Transcribe all records exactly.
** START OF Exercise inputs **
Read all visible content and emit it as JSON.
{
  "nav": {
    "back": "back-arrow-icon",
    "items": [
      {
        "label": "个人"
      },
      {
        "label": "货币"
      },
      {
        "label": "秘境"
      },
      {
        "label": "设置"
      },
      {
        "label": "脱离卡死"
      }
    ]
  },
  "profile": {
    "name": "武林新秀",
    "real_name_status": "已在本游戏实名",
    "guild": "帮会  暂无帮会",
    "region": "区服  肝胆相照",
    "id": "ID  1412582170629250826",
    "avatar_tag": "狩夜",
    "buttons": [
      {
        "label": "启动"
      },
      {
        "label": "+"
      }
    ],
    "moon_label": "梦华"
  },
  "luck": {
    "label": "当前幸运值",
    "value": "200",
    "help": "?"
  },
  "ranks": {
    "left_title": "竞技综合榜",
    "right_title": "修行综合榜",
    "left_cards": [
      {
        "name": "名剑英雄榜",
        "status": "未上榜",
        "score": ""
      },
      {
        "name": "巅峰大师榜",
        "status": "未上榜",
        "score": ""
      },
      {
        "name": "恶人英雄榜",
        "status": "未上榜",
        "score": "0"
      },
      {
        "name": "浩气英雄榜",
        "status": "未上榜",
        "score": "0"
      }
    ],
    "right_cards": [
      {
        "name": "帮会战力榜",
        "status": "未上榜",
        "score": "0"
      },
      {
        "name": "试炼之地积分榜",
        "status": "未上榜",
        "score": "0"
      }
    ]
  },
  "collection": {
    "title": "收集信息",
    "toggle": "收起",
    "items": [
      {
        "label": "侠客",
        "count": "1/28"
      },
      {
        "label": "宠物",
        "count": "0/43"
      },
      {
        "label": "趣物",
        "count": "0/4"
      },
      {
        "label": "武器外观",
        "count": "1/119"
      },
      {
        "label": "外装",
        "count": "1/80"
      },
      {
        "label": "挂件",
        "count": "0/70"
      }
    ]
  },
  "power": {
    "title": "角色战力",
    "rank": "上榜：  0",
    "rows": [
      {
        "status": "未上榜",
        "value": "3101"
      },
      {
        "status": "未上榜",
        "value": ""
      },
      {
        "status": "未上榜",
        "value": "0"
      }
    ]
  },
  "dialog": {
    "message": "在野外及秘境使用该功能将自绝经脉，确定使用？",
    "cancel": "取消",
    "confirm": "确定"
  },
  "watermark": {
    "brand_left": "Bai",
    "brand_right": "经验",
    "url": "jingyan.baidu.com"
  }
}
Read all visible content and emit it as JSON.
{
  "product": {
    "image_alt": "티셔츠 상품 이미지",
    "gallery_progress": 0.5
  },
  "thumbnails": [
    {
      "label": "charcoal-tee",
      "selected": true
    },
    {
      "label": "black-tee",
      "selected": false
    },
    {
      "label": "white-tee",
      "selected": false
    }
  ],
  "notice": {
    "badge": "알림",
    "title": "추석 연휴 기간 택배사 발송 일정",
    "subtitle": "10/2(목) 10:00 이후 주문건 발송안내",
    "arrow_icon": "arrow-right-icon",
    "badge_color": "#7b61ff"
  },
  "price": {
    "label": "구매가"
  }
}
** END OF Exercise inputs **
Final result ::
Read all visible content and emit it as JSON.
{
  "nav": {
    "back": "back-arrow-icon",
    "items": [
      {
        "label": "个人"
      },
      {
        "label": "货币"
      },
      {
        "label": "秘境"
      },
      {
        "label": "设置"
      },
      {
        "label": "脱离卡死"
      }
    ]
  },
  "profile": {
    "name": "武林新秀",
    "real_name_status": "已在本游戏实名",
    "guild": "帮会  暂无帮会",
    "region": "区服  肝胆相照",
    "id": "ID  1412582170629250826",
    "avatar_tag": "狩夜",
    "buttons": [
      {
        "label": "启动"
      },
      {
        "label": "+"
      }
    ],
    "moon_label": "梦华"
  },
  "luck": {
    "label": "当前幸运值",
    "value": "200",
    "help": "?"
  },
  "ranks": {
    "left_title": "竞技综合榜",
    "right_title": "修行综合榜",
    "left_cards": [
      {
        "name": "名剑英雄榜",
        "status": "未上榜",
        "score": ""
      },
      {
        "name": "巅峰大师榜",
        "status": "未上榜",
        "score": ""
      },
      {
        "name": "恶人英雄榜",
        "status": "未上榜",
        "score": "0"
      },
      {
        "name": "浩气英雄榜",
        "status": "未上榜",
        "score": "0"
      }
    ],
    "right_cards": [
      {
        "name": "帮会战力榜",
        "status": "未上榜",
        "score": "0"
      },
      {
        "name": "试炼之地积分榜",
        "status": "未上榜",
        "score": "0"
      }
    ]
  },
  "collection": {
    "title": "收集信息",
    "toggle": "收起",
    "items": [
      {
        "label": "侠客",
        "count": "1/28"
      },
      {
        "label": "宠物",
        "count": "0/43"
      },
      {
        "label": "趣物",
        "count": "0/4"
      },
      {
        "label": "武器外观",
        "count": "1/119"
      },
      {
        "label": "外装",
        "count": "1/80"
      },
      {
        "label": "挂件",
        "count": "0/70"
      }
    ]
  },
  "power": {
    "title": "角色战力",
    "rank": "上榜：  0",
    "rows": [
      {
        "status": "未上榜",
        "value": "3101"
      },
      {
        "status": "未上榜",
        "value": ""
      },
      {
        "status": "未上榜",
        "value": "0"
      }
    ]
  },
  "dialog": {
    "message": "在野外及秘境使用该功能将自绝经脉，确定使用？",
    "cancel": "取消",
    "confirm": "确定"
  },
  "watermark": {
    "brand_left": "Bai",
    "brand_right": "经验",
    "url": "jingyan.baidu.com"
  }
}
Read all visible content and emit it as JSON.
{
  "product": {
    "image_alt": "티셔츠 상품 이미지",
    "gallery_progress": 0.5
  },
  "thumbnails": [
    {
      "label": "charcoal-tee",
      "selected": true
    },
    {
      "label": "black-tee",
      "selected": false
    },
    {
      "label": "white-tee",
      "selected": false
    }
  ],
  "notice": {
    "badge": "알림",
    "title": "추석 연휴 기간 택배사 발송 일정",
    "subtitle": "10/2(목) 10:00 이후 주문건 발송안내",
    "arrow_icon": "arrow-right-icon",
    "badge_color": "#7b61ff"
  },
  "price": {
    "label": "구매가"
  }
}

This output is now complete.